DOCUMENT TEXT:
+-------+

A puppeteer is a person who manipulates an inanimate object called a puppet to create the illusion that the puppet is alive. The puppet is often shaped like a human, animal, or legendary creature. The puppeteer may be visible to or hidden from the audience.

==Description==
Performing as a puppeteer can be physically demanding. A puppeteer can operate a puppet indirectly by the use of strings, rods, wires, electronics or directly by their own hands placed inside the puppet or holding it externally or any other part of the body- such as the legs. Some puppet styles require two or more puppeteers to work together to create a single puppet character.

The puppeteer's role is to manipulate the physical object in such a manner that the audience believes the object is imbued with life. In some instances, the persona of the puppeteer is also an important feature, as with ventriloquist's dummy performers, in which the puppeteer and the human figure-styled puppet appear onstage together, and in theatre shows like Avenue Q.

The puppeteer might speak in the role of the puppet's character, synchronising the movements of the puppet's mouth. However, there is much puppetry which does not use the moving mouth (which is a lip-sync innovation created originally for television where close-ups are popular). Often, in theatre, a moveable mouth is used only for gestural expression, or speech might be produced by a non-moving mouth. In traditional glove puppetry often one puppeteer will operate two puppets at a time out of a cast of several. Much work is produced without any speech at all with all the emphasis on movement.

In a shadow play, only the shadows of the puppet are seen on a screen positioned between the puppets and the audience.

The relationship between the puppeteer and the puppet-maker is similar to that between an actor and a playwright, in cases where a puppet-maker designs a puppet for a puppeteer. Very often, though, the puppeteer assumes the joint roles of puppet-maker, director, designer, writer and performer. In this case a puppeteer is a more complete theatre practitioner than is the case with other theatre forms, in which one person writes a play, another person directs it, and then actors perform the lines and gestures.

Puppetry is a complex medium sometimes consisting of live performance, sometimes contributing to stop frame puppet animation, and film where performances might be technically processed as motion capture, CGI or as virtual puppetry.

+-------+

DATASET CONTENT:

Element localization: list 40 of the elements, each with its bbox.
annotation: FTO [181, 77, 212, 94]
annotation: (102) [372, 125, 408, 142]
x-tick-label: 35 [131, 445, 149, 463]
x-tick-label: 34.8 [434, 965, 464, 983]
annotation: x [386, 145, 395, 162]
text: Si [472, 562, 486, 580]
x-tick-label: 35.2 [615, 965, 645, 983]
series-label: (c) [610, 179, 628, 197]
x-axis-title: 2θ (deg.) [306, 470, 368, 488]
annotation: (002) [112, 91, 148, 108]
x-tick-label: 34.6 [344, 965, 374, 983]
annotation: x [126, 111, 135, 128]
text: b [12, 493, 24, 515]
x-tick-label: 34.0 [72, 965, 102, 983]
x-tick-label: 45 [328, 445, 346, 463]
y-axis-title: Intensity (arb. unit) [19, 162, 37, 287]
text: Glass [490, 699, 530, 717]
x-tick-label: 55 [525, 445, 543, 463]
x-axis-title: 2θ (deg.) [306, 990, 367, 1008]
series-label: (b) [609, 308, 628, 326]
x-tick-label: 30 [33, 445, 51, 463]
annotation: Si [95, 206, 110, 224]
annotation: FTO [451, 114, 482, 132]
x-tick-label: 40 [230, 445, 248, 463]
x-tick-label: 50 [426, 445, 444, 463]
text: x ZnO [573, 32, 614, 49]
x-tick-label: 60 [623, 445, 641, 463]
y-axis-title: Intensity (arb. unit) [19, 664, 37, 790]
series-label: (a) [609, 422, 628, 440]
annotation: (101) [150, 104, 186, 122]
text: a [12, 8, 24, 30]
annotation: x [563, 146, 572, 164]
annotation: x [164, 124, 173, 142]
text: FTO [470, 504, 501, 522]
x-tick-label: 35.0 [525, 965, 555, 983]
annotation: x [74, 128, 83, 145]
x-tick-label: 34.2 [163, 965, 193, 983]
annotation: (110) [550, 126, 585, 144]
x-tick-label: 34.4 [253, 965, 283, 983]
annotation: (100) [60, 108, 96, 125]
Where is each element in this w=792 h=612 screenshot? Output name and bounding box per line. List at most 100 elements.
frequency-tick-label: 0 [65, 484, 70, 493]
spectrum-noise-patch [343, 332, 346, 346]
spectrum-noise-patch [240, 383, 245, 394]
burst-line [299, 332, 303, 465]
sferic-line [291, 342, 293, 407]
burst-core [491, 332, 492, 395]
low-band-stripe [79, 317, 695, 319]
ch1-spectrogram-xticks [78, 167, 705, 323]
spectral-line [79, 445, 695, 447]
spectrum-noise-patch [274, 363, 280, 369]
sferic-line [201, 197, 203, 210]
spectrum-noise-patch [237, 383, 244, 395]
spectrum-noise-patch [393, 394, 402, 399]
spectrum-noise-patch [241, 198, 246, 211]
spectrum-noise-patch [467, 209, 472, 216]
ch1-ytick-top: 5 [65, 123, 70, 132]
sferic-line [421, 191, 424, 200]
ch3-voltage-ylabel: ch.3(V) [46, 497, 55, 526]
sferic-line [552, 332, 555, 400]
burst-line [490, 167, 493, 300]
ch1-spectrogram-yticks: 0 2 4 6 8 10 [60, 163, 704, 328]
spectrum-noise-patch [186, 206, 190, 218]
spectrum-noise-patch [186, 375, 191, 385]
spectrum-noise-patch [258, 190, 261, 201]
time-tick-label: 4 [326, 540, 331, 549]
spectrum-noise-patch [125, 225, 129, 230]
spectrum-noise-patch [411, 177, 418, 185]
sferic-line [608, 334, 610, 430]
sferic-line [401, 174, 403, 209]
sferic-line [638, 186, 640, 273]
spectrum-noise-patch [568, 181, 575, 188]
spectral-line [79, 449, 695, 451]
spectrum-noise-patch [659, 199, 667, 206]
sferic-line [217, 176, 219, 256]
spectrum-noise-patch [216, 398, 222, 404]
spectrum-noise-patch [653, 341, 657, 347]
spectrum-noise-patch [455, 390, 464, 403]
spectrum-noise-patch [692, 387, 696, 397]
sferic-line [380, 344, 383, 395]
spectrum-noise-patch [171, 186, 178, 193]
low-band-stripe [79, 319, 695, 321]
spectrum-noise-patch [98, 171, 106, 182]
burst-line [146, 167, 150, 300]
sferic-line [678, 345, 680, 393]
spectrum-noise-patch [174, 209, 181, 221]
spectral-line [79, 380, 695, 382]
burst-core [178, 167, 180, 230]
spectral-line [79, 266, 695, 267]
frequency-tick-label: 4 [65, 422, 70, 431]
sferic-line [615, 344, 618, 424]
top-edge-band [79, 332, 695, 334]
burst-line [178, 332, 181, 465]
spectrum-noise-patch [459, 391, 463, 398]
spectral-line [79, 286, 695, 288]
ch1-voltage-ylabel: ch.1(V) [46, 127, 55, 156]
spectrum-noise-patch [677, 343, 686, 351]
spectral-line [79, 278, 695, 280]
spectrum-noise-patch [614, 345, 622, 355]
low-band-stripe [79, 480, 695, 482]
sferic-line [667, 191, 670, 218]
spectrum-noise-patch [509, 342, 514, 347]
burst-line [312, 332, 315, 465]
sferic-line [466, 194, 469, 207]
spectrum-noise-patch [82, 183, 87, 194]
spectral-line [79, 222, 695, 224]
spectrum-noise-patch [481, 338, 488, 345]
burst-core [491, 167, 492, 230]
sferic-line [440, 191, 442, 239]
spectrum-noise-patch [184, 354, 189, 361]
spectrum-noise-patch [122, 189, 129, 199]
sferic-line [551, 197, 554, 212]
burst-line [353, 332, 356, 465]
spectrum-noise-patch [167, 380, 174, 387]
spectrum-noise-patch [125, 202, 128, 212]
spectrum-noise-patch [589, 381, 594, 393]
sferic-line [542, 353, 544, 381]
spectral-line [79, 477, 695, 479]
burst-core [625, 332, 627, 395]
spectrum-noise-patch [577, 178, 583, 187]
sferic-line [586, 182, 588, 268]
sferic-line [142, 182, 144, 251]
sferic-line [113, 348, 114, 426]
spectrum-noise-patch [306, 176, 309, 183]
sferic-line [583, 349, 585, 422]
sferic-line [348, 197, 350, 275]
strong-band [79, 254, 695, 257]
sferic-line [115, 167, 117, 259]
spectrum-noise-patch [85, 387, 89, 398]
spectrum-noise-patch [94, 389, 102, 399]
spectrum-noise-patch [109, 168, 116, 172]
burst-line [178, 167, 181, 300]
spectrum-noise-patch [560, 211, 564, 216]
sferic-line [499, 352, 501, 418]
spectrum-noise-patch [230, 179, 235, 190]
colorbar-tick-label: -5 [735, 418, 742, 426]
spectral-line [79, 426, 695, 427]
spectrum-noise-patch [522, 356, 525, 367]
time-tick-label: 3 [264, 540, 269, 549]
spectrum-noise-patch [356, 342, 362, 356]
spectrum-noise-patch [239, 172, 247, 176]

+-------+

THE PROBLEM:
Write the next part of the puppeteer text, picking up after its final sentence. The records play no part in what comes next.

OUTPUT FOR THIS TASK:
===Japanese puppeteers===
In the 7th century, groups of puppeteers from Asia immigrated to Japan. They were called (傀儡子, kugutsushi). They traveled around the country performing with glove puppets asking, for alms. In the 13th century, they settled down around shrines and temples, in particular, in Nishinomiya in Hyogo prefecture and Awaji Island in the Seto Inland. One of the most famous troupes of kugutsushi was (えびすかき, ebisukaki), led by Hyakudayu, settled near Ebisu Shrine in Nishinomiya.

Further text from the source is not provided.